[Goal a]:
In the piece on Nigeria's economic recovery, since what year had the economy been in a recovery phase?

[Quoted text]:

— BEGIN —

Challenges from Nigeria’s Economic Recovery |
This piece documents the facts of the supply-side recovery in Nigeria in the last few years and identifies the triggers. It then discusses the challenges the new turn of events pose to policy makers, who are only just responding to the previous downturn. Data that have become available since reforms were announced mid 2004 are presented here to show that the economy had indeed entered a recovery phase since 1999, long before the economic team was assembled. Stagnation has finally given way to strong broad-based economic growth. The large fiscal deficits, the financing of which inflicted inflation, devaluation, and high interest rates, have also now given way to fiscal surpluses. Thus, the economy has changed dramatically, but the policy documents are not yet acknowledging the changes, much less reflect them. The growing disconnect between economic facts and government reforms portend grave risks for the sustainability of the recovery. Unanticipated positive external shocks have stimulated supply-side recovery and provided unexpected funds abroad. Nigeria now has abundant resources that can be used to translate the current windfall to improved living standards and additional capacity for economic growth. It is hoped that this piece will stimulate the necessary debate to ensure that the boom is not left unmanaged.
1. TRANSITING FROM BUST TO BOOM
The global economy is on an impressive expansionary cruise, dragging the Nigerian economy along. It is necessary to pinpoint aspects of the Nigerian economy that positive shocks from abroad are affecting the most, and suggest areas in which domestic policies will complement the external growth impulses, rather than counteract them.

— END —

[Goal b]:
In the rows, rewrite the part that opens with the line containing "message-bubble-icon [90, 601, 114, 624]" and closes with the line containing "check-item-email: 一切就緒！我們已將您的確認函發送至 ，", replacing "interactable" with "clickable" and leaving everything else unchanged. Give only those lines.

[Records to use]:

— BEGIN —

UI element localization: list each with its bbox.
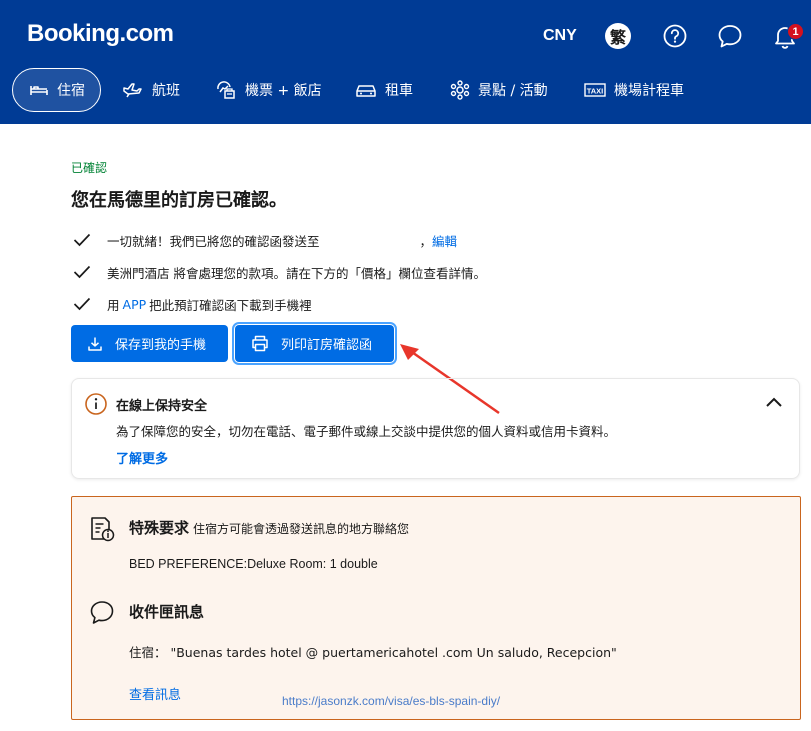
message-bubble-icon [90, 601, 114, 624]
attractions-icon [450, 80, 470, 100]
page-title: 您在馬德里的訂房已確認。 [71, 190, 287, 211]
chevron-up-icon[interactable] [765, 395, 783, 409]
print-confirmation-button[interactable]: 列印訂房確認函 [232, 322, 397, 365]
check-item-email: 一切就緒！我們已將您的確認函發送至 ， 編輯 [73, 230, 457, 250]
special-request-heading: 特殊要求 住宿方可能會透過發送訊息的地方聯絡您 [129, 517, 409, 538]
nav-tab-attractions[interactable]: 景點 / 活動 [450, 68, 548, 112]
redacted-email [319, 234, 420, 246]
download-icon [88, 337, 102, 351]
request-document-icon [91, 517, 115, 542]
taxi-icon: TAXI [584, 83, 606, 97]
special-request-card: 特殊要求 住宿方可能會透過發送訊息的地方聯絡您 BED PREFERENCE:De… [71, 496, 801, 720]
booking-logo[interactable]: Booking.com [27, 20, 174, 48]
nav-tab-car-rental[interactable]: 租車 [355, 68, 413, 112]
nav-tab-stays[interactable]: 住宿 [12, 68, 101, 112]
nav-label: 住宿 [57, 83, 85, 99]
special-request-subtitle: 住宿方可能會透過發送訊息的地方聯絡您 [193, 522, 410, 536]
check-item-payment: 美洲門酒店 將會處理您的款項。請在下方的「價格」欄位查看詳情。 [73, 262, 486, 282]
safety-title: 在線上保持安全 [116, 399, 208, 414]
safety-text: 為了保障您的安全，切勿在電話、電子郵件或線上交談中提供您的個人資料或信用卡資料。 [116, 424, 617, 439]
edit-email-link[interactable]: 編輯 [432, 231, 457, 250]
app-link[interactable]: APP [123, 297, 147, 312]
learn-more-link[interactable]: 了解更多 [116, 448, 168, 467]
special-request-value: BED PREFERENCE:Deluxe Room: 1 double [129, 557, 378, 571]
nav-label: 機場計程車 [614, 83, 684, 99]
nav-tab-flights[interactable]: 航班 [122, 68, 180, 112]
special-request-title: 特殊要求 [129, 519, 190, 537]
checkmark-icon [73, 297, 91, 311]
inbox-title: 收件匣訊息 [129, 603, 205, 621]
confirmation-status: 已確認 [71, 161, 108, 175]
bed-icon [30, 86, 48, 95]
nav-label: 景點 / 活動 [478, 83, 548, 99]
nav-label: 機票 + 飯店 [245, 83, 322, 99]
car-icon [356, 85, 376, 97]
inbox-message: 住宿： "Buenas tardes hotel @ puertamericah… [129, 645, 617, 660]
printer-icon [252, 335, 268, 352]
checkmark-icon [73, 265, 91, 279]
view-message-link[interactable]: 查看訊息 [129, 684, 181, 703]
notification-badge: 1 [787, 23, 804, 40]
check-item-app: 用 APP 把此預訂確認函下載到手機裡 [73, 294, 312, 314]
nav-label: 航班 [152, 83, 180, 99]
info-circle-icon [85, 393, 107, 415]
watermark-url: https://jasonzk.com/visa/es-bls-spain-di… [282, 694, 501, 708]
nav-label: 租車 [385, 83, 413, 99]
checkmark-icon [73, 233, 91, 247]
chat-icon[interactable] [716, 22, 744, 50]
language-selector[interactable]: 繁 [605, 23, 631, 49]
nav-tab-airport-taxi[interactable]: TAXI 機場計程車 [584, 68, 684, 112]
nav-tab-flight-hotel[interactable]: 機票 + 飯店 [215, 68, 322, 112]
help-icon[interactable] [661, 22, 689, 50]
plane-icon [123, 83, 142, 98]
save-to-phone-button[interactable]: 保存到我的手機 [71, 325, 228, 362]
svg-text:TAXI: TAXI [587, 87, 604, 96]
flight-hotel-icon [217, 81, 235, 99]
currency-selector[interactable]: CNY [543, 27, 577, 45]
online-safety-card: 在線上保持安全 為了保障您的安全，切勿在電話、電子郵件或線上交談中提供您的個人資… [71, 378, 800, 479]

— END —

[Correct response a]:
Since 1999.

[Correct response b]:
message-bubble-icon [90, 601, 114, 624]
attractions-icon [450, 80, 470, 100]
page-title: 您在馬德里的訂房已確認。 [71, 190, 287, 211]
chevron-up-icon[clickable] [765, 395, 783, 409]
print-confirmation-button[clickable]: 列印訂房確認函 [232, 322, 397, 365]
check-item-email: 一切就緒！我們已將您的確認函發送至 ， 編輯 [73, 230, 457, 250]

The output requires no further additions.